** start PROVIDED RECORDS **
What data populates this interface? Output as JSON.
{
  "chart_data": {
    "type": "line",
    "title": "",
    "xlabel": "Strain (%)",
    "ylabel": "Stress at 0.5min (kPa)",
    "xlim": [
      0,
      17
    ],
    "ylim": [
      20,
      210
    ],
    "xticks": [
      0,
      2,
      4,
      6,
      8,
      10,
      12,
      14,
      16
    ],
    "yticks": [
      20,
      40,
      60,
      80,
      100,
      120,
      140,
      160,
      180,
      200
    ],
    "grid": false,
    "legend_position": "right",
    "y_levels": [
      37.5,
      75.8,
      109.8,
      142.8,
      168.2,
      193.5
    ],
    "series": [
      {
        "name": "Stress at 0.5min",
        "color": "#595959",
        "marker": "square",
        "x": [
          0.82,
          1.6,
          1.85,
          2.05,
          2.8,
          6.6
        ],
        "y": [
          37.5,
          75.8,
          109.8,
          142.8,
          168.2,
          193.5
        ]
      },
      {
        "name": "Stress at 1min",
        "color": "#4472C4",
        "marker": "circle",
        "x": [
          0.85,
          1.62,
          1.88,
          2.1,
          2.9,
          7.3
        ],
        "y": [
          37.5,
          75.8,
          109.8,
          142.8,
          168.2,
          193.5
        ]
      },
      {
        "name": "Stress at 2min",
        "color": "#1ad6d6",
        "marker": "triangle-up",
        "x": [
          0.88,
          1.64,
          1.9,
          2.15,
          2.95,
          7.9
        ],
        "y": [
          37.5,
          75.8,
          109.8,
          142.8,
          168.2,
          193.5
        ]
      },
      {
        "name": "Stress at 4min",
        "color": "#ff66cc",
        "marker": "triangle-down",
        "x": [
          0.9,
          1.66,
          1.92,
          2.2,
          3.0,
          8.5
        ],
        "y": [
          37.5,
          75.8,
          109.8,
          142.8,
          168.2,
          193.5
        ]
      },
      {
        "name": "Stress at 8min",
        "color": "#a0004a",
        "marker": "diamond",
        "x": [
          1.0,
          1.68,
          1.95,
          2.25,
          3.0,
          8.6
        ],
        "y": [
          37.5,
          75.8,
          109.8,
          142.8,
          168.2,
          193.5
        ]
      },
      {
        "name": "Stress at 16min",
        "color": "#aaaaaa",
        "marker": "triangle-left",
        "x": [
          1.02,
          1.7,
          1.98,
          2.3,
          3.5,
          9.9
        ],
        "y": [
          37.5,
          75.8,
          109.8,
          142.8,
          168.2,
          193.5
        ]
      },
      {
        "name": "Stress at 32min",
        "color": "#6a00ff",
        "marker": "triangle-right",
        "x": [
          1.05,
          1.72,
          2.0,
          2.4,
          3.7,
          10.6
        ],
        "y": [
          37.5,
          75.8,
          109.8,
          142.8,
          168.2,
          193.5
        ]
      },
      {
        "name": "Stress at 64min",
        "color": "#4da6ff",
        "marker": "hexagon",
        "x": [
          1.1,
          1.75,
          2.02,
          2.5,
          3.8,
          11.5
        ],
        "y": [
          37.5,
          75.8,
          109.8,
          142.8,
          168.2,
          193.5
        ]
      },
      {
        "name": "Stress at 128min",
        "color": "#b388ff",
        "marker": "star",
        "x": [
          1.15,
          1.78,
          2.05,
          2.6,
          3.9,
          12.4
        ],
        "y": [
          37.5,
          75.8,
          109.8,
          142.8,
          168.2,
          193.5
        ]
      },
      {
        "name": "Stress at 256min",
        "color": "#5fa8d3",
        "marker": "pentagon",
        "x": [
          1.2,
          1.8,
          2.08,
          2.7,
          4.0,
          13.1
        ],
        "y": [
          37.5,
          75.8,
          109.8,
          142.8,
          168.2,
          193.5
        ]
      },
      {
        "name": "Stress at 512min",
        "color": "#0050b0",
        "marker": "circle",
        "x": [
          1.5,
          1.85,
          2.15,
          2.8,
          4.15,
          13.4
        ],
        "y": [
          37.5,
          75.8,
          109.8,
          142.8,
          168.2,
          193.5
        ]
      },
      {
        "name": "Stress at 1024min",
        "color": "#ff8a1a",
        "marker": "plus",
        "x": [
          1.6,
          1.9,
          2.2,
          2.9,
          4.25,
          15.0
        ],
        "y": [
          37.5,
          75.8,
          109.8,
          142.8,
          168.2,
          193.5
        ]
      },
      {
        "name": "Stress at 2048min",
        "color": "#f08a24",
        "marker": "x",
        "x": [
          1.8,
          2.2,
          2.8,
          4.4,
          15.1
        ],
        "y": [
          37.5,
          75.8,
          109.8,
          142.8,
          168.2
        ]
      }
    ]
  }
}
** end PROVIDED RECORDS **
▶ **TASK**
Repeat each record exactly, leaving nothing out.

▶ **ANSWER TO THE TASK**
What data populates this interface? Output as JSON.
{
  "chart_data": {
    "type": "line",
    "title": "",
    "xlabel": "Strain (%)",
    "ylabel": "Stress at 0.5min (kPa)",
    "xlim": [
      0,
      17
    ],
    "ylim": [
      20,
      210
    ],
    "xticks": [
      0,
      2,
      4,
      6,
      8,
      10,
      12,
      14,
      16
    ],
    "yticks": [
      20,
      40,
      60,
      80,
      100,
      120,
      140,
      160,
      180,
      200
    ],
    "grid": false,
    "legend_position": "right",
    "y_levels": [
      37.5,
      75.8,
      109.8,
      142.8,
      168.2,
      193.5
    ],
    "series": [
      {
        "name": "Stress at 0.5min",
        "color": "#595959",
        "marker": "square",
        "x": [
          0.82,
          1.6,
          1.85,
          2.05,
          2.8,
          6.6
        ],
        "y": [
          37.5,
          75.8,
          109.8,
          142.8,
          168.2,
          193.5
        ]
      },
      {
        "name": "Stress at 1min",
        "color": "#4472C4",
        "marker": "circle",
        "x": [
          0.85,
          1.62,
          1.88,
          2.1,
          2.9,
          7.3
        ],
        "y": [
          37.5,
          75.8,
          109.8,
          142.8,
          168.2,
          193.5
        ]
      },
      {
        "name": "Stress at 2min",
        "color": "#1ad6d6",
        "marker": "triangle-up",
        "x": [
          0.88,
          1.64,
          1.9,
          2.15,
          2.95,
          7.9
        ],
        "y": [
          37.5,
          75.8,
          109.8,
          142.8,
          168.2,
          193.5
        ]
      },
      {
        "name": "Stress at 4min",
        "color": "#ff66cc",
        "marker": "triangle-down",
        "x": [
          0.9,
          1.66,
          1.92,
          2.2,
          3.0,
          8.5
        ],
        "y": [
          37.5,
          75.8,
          109.8,
          142.8,
          168.2,
          193.5
        ]
      },
      {
        "name": "Stress at 8min",
        "color": "#a0004a",
        "marker": "diamond",
        "x": [
          1.0,
          1.68,
          1.95,
          2.25,
          3.0,
          8.6
        ],
        "y": [
          37.5,
          75.8,
          109.8,
          142.8,
          168.2,
          193.5
        ]
      },
      {
        "name": "Stress at 16min",
        "color": "#aaaaaa",
        "marker": "triangle-left",
        "x": [
          1.02,
          1.7,
          1.98,
          2.3,
          3.5,
          9.9
        ],
        "y": [
          37.5,
          75.8,
          109.8,
          142.8,
          168.2,
          193.5
        ]
      },
      {
        "name": "Stress at 32min",
        "color": "#6a00ff",
        "marker": "triangle-right",
        "x": [
          1.05,
          1.72,
          2.0,
          2.4,
          3.7,
          10.6
        ],
        "y": [
          37.5,
          75.8,
          109.8,
          142.8,
          168.2,
          193.5
        ]
      },
      {
        "name": "Stress at 64min",
        "color": "#4da6ff",
        "marker": "hexagon",
        "x": [
          1.1,
          1.75,
          2.02,
          2.5,
          3.8,
          11.5
        ],
        "y": [
          37.5,
          75.8,
          109.8,
          142.8,
          168.2,
          193.5
        ]
      },
      {
        "name": "Stress at 128min",
        "color": "#b388ff",
        "marker": "star",
        "x": [
          1.15,
          1.78,
          2.05,
          2.6,
          3.9,
          12.4
        ],
        "y": [
          37.5,
          75.8,
          109.8,
          142.8,
          168.2,
          193.5
        ]
      },
      {
        "name": "Stress at 256min",
        "color": "#5fa8d3",
        "marker": "pentagon",
        "x": [
          1.2,
          1.8,
          2.08,
          2.7,
          4.0,
          13.1
        ],
        "y": [
          37.5,
          75.8,
          109.8,
          142.8,
          168.2,
          193.5
        ]
      },
      {
        "name": "Stress at 512min",
        "color": "#0050b0",
        "marker": "circle",
        "x": [
          1.5,
          1.85,
          2.15,
          2.8,
          4.15,
          13.4
        ],
        "y": [
          37.5,
          75.8,
          109.8,
          142.8,
          168.2,
          193.5
        ]
      },
      {
        "name": "Stress at 1024min",
        "color": "#ff8a1a",
        "marker": "plus",
        "x": [
          1.6,
          1.9,
          2.2,
          2.9,
          4.25,
          15.0
        ],
        "y": [
          37.5,
          75.8,
          109.8,
          142.8,
          168.2,
          193.5
        ]
      },
      {
        "name": "Stress at 2048min",
        "color": "#f08a24",
        "marker": "x",
        "x": [
          1.8,
          2.2,
          2.8,
          4.4,
          15.1
        ],
        "y": [
          37.5,
          75.8,
          109.8,
          142.8,
          168.2
        ]
      }
    ]
  }
}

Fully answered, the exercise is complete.